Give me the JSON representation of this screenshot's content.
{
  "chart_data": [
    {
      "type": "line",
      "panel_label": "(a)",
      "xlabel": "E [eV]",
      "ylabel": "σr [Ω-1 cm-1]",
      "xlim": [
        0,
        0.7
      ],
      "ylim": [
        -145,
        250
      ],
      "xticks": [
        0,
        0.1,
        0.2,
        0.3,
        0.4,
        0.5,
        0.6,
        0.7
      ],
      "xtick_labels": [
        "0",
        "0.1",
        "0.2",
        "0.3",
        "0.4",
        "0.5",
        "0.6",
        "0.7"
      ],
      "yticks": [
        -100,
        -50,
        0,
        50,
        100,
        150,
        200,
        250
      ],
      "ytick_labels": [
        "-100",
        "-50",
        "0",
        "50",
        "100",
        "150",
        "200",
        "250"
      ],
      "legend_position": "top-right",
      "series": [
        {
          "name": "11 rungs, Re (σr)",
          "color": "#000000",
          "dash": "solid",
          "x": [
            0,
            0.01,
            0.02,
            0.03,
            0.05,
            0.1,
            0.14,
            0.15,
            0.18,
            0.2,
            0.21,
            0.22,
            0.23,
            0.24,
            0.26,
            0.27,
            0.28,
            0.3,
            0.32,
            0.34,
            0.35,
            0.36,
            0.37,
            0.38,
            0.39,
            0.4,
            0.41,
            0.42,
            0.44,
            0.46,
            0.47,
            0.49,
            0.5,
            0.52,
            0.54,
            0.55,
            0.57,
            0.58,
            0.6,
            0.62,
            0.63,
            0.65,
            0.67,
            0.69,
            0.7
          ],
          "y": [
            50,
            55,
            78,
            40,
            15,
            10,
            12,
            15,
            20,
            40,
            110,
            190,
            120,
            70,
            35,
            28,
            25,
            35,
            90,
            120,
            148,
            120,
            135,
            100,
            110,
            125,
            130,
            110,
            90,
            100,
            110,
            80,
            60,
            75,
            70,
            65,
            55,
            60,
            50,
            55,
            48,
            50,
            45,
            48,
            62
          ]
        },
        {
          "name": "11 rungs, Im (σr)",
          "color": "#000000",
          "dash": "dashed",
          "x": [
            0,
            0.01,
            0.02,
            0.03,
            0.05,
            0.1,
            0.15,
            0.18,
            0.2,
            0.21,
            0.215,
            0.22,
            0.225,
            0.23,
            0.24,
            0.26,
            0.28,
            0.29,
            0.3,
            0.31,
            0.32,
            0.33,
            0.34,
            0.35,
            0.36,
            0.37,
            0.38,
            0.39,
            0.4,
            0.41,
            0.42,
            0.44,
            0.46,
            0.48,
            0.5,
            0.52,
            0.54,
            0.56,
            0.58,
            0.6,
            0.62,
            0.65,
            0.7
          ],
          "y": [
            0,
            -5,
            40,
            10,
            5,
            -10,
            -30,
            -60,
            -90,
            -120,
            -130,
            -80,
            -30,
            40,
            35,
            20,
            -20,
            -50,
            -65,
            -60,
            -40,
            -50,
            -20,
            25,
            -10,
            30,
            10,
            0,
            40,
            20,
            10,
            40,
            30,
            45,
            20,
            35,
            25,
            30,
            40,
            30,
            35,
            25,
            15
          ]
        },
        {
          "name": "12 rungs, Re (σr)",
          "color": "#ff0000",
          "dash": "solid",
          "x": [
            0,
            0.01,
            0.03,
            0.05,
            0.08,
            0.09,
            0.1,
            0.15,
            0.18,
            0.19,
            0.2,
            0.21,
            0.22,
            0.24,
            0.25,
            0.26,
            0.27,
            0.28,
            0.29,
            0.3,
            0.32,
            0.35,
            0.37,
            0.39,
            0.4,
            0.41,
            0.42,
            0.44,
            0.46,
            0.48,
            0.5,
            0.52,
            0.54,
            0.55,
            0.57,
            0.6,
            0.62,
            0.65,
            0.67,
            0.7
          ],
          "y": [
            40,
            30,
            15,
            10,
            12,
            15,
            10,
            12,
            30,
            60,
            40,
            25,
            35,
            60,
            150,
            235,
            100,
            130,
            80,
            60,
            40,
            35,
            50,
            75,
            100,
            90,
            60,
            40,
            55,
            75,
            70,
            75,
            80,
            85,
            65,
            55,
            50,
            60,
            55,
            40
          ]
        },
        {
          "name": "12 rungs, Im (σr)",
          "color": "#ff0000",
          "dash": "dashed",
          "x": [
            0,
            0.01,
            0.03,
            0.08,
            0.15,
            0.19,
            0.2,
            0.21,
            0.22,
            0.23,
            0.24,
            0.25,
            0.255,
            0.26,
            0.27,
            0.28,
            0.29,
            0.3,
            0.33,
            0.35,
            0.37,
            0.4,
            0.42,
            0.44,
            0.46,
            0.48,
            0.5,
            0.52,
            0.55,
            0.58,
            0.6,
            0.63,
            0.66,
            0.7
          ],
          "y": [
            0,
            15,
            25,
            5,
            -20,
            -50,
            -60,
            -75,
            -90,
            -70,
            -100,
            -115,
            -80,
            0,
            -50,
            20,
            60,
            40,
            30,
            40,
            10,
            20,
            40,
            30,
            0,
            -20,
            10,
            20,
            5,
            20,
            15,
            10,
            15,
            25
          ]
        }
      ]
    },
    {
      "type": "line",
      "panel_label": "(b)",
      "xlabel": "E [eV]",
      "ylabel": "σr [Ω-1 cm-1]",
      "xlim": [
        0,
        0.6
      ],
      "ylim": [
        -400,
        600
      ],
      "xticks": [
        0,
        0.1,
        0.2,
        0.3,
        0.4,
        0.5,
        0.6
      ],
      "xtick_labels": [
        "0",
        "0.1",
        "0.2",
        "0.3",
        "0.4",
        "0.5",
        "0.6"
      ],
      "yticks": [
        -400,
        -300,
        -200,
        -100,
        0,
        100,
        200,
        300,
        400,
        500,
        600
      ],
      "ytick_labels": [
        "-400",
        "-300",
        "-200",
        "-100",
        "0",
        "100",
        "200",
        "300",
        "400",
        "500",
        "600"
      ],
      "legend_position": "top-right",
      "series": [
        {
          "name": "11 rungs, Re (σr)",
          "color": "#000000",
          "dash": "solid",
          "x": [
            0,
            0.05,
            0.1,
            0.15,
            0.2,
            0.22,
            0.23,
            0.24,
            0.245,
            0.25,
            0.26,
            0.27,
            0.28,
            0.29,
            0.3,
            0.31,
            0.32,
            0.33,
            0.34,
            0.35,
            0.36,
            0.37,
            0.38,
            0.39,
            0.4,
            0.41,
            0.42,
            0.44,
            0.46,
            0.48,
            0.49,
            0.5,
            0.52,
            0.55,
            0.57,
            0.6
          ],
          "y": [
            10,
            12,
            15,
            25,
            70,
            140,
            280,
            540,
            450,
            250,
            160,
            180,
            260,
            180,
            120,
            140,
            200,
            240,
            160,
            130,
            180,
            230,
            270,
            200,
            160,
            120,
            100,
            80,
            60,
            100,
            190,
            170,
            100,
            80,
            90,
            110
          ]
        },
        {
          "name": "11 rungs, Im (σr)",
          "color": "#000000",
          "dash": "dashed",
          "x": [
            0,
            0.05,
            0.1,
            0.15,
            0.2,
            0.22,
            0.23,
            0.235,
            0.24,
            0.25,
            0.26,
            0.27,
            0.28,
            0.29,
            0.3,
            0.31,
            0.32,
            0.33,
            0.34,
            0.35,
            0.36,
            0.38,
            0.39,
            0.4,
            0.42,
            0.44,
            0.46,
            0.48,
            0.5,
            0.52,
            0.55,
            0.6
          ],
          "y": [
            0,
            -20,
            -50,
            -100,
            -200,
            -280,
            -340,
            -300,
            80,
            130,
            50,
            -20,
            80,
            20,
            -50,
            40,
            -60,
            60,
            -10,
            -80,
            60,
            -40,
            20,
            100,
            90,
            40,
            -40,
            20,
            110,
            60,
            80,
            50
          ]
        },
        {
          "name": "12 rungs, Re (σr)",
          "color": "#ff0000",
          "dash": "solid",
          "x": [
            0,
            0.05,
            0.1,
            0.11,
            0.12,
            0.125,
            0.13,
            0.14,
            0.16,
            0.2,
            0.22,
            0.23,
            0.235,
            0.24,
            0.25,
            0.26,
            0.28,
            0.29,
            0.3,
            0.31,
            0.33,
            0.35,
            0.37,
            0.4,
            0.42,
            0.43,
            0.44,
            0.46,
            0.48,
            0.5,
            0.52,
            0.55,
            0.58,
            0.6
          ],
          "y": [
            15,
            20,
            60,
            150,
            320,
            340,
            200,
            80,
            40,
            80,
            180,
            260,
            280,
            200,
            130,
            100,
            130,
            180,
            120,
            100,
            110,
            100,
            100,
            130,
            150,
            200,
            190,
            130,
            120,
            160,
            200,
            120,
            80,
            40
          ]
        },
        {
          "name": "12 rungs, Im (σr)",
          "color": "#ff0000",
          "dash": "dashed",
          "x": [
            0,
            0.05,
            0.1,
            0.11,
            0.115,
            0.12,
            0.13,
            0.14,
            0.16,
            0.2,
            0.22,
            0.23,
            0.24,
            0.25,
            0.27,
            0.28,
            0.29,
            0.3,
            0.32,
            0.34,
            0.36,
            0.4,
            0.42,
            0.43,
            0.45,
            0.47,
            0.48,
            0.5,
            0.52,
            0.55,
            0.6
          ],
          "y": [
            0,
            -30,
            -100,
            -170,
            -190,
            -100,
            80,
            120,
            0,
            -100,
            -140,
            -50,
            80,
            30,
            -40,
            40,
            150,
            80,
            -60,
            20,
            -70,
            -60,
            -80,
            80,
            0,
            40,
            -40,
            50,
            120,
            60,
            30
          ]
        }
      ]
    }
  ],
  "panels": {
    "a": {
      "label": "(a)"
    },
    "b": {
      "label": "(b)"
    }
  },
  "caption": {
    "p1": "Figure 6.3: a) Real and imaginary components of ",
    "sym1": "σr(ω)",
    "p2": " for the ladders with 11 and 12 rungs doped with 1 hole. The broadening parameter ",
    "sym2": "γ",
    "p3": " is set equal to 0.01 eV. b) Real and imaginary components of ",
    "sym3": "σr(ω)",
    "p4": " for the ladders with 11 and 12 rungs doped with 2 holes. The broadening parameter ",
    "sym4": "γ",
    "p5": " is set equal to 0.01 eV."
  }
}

··········

EXERCISE:
Search the listing for the word "equal" and return each line that holds it.

TASK OUTPUT:
    "p3": " is set equal to 0.01 eV. b) Real and imaginary components of ",
    "p5": " is set equal to 0.01 eV."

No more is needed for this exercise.